#### Saved data entries
>>

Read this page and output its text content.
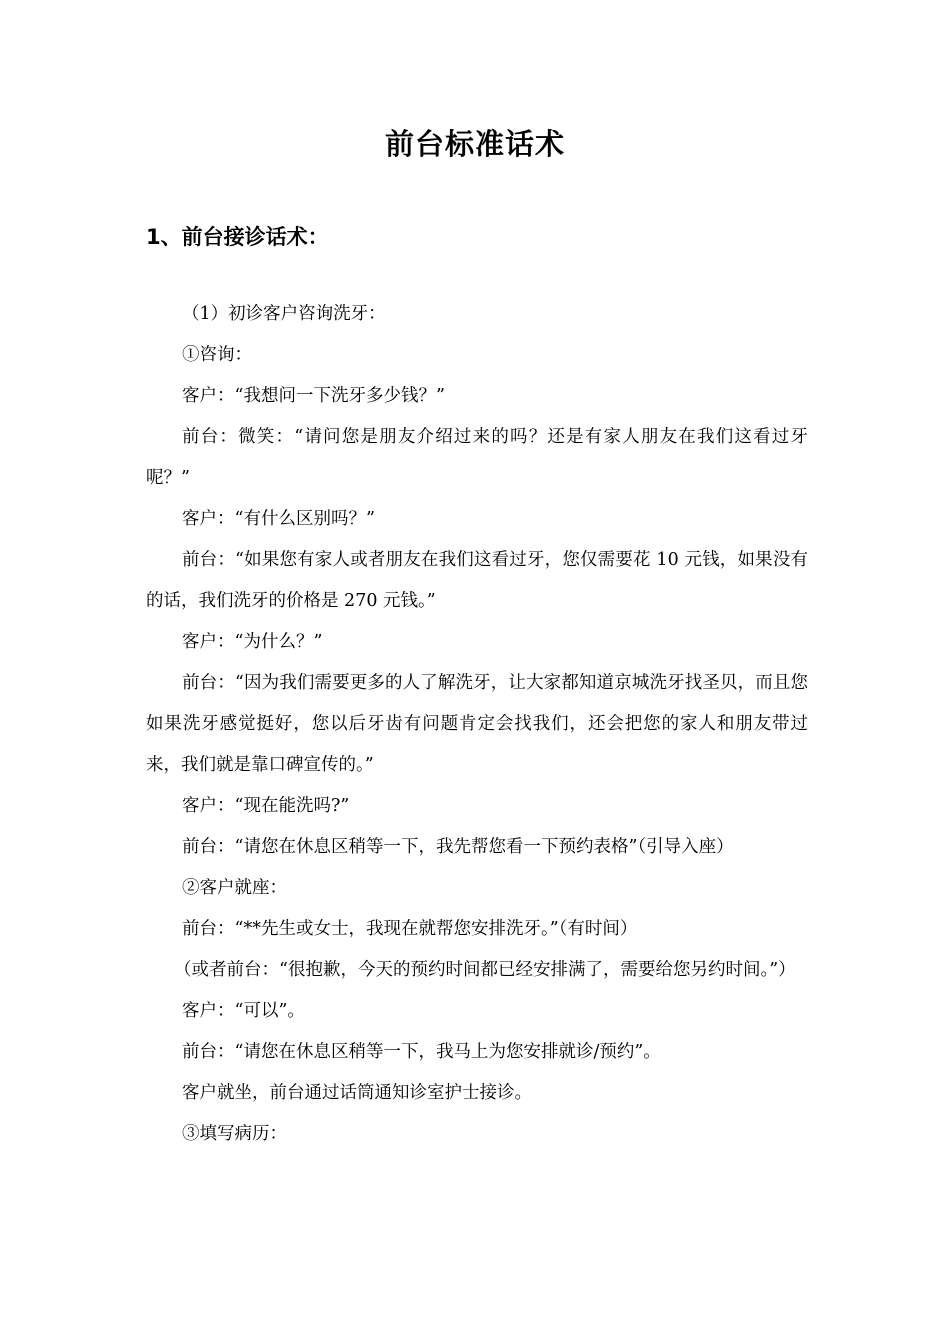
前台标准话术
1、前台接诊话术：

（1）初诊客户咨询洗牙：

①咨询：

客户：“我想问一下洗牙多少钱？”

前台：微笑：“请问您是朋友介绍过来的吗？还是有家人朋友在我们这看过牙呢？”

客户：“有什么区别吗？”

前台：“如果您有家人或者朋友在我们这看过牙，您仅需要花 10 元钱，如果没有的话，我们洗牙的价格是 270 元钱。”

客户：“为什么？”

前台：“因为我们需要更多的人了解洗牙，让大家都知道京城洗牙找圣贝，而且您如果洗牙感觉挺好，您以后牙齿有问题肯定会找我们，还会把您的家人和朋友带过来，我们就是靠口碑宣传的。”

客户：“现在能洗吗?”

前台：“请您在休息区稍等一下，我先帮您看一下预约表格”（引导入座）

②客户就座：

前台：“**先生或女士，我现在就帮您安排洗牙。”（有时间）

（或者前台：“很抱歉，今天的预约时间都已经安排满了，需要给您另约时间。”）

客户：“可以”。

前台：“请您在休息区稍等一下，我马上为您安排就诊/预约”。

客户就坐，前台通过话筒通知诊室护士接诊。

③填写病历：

<<
>>

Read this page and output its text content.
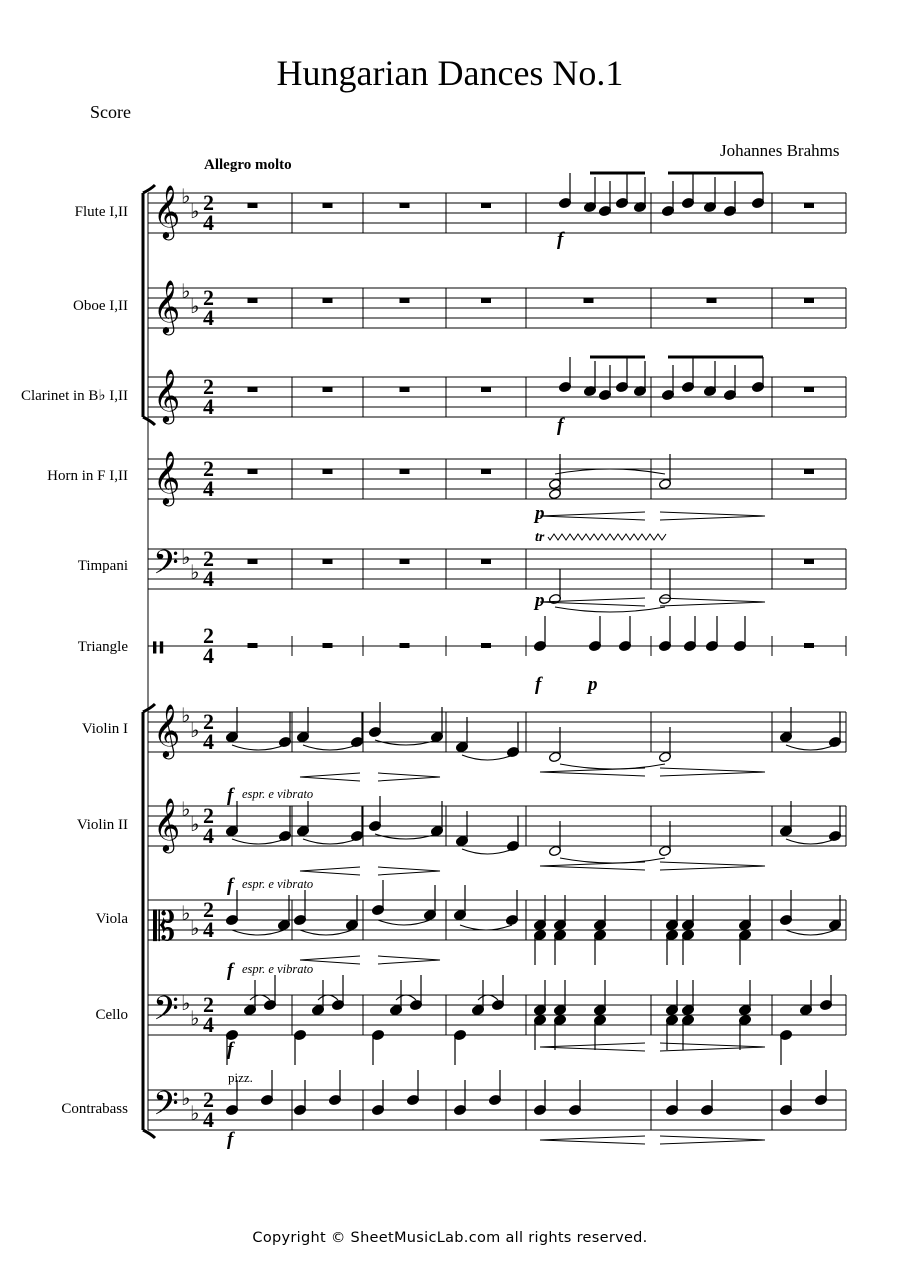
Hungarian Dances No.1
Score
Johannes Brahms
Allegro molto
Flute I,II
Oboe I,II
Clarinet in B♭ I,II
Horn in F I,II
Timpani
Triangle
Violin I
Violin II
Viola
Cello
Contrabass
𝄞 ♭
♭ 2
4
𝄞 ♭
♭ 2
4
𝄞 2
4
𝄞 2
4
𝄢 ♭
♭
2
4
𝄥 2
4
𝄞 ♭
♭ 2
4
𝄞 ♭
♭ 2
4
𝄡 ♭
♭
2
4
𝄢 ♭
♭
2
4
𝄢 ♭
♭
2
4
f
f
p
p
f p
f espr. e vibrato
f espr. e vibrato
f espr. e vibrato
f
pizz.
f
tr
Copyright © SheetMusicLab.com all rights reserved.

<<
>>

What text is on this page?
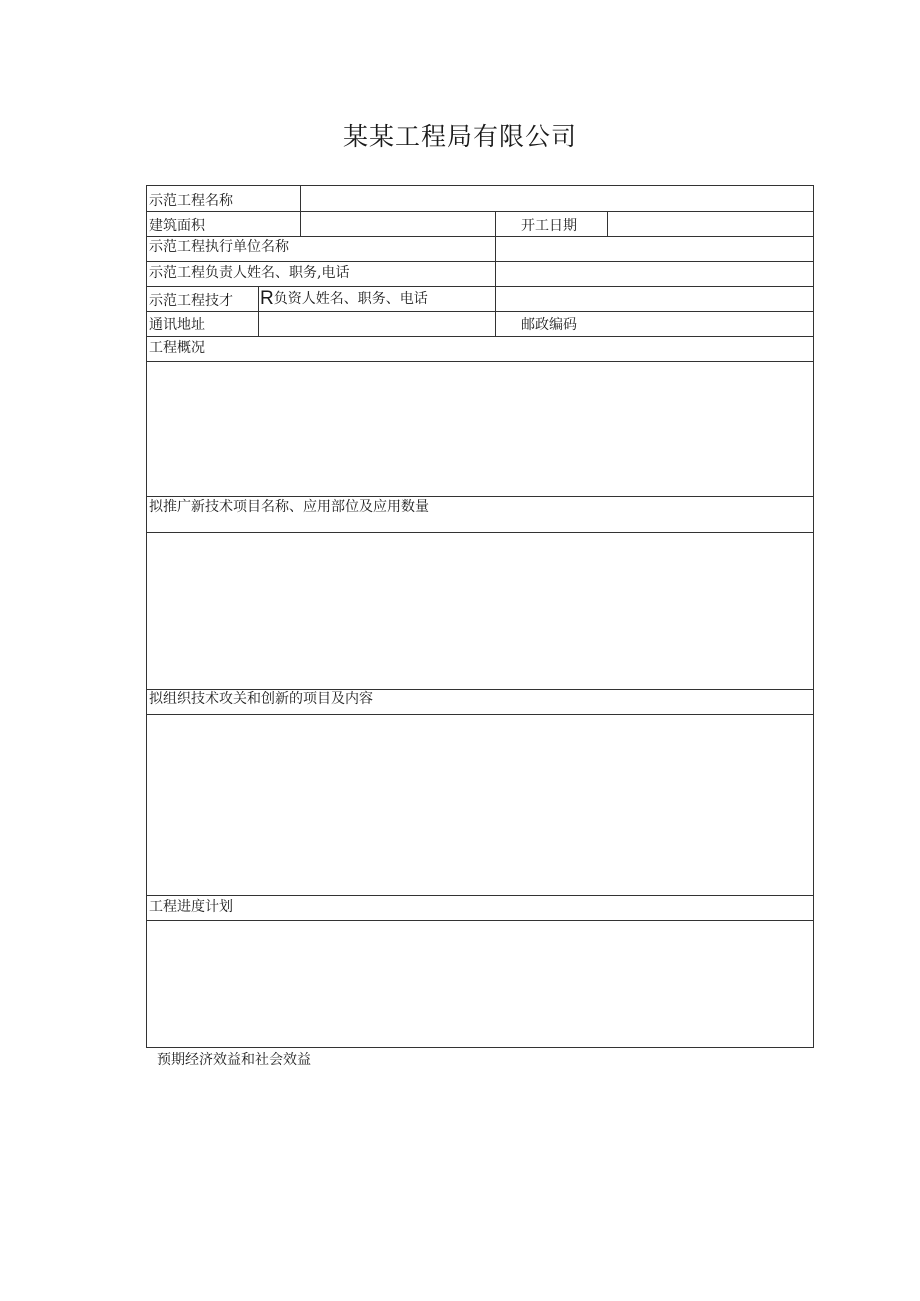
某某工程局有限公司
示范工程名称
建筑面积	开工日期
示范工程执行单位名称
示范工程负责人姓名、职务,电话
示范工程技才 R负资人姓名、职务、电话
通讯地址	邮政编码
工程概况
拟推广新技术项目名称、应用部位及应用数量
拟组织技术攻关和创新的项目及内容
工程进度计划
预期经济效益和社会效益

<<

#### Exercise prompt
Search the records for the word "请您在休息区稍等一下", then list every line that has it.

#### Written solution
前台：“请您在休息区稍等一下，我先帮您看一下预约表格”（引导入座）
前台：“请您在休息区稍等一下，我马上为您安排就诊/预约”。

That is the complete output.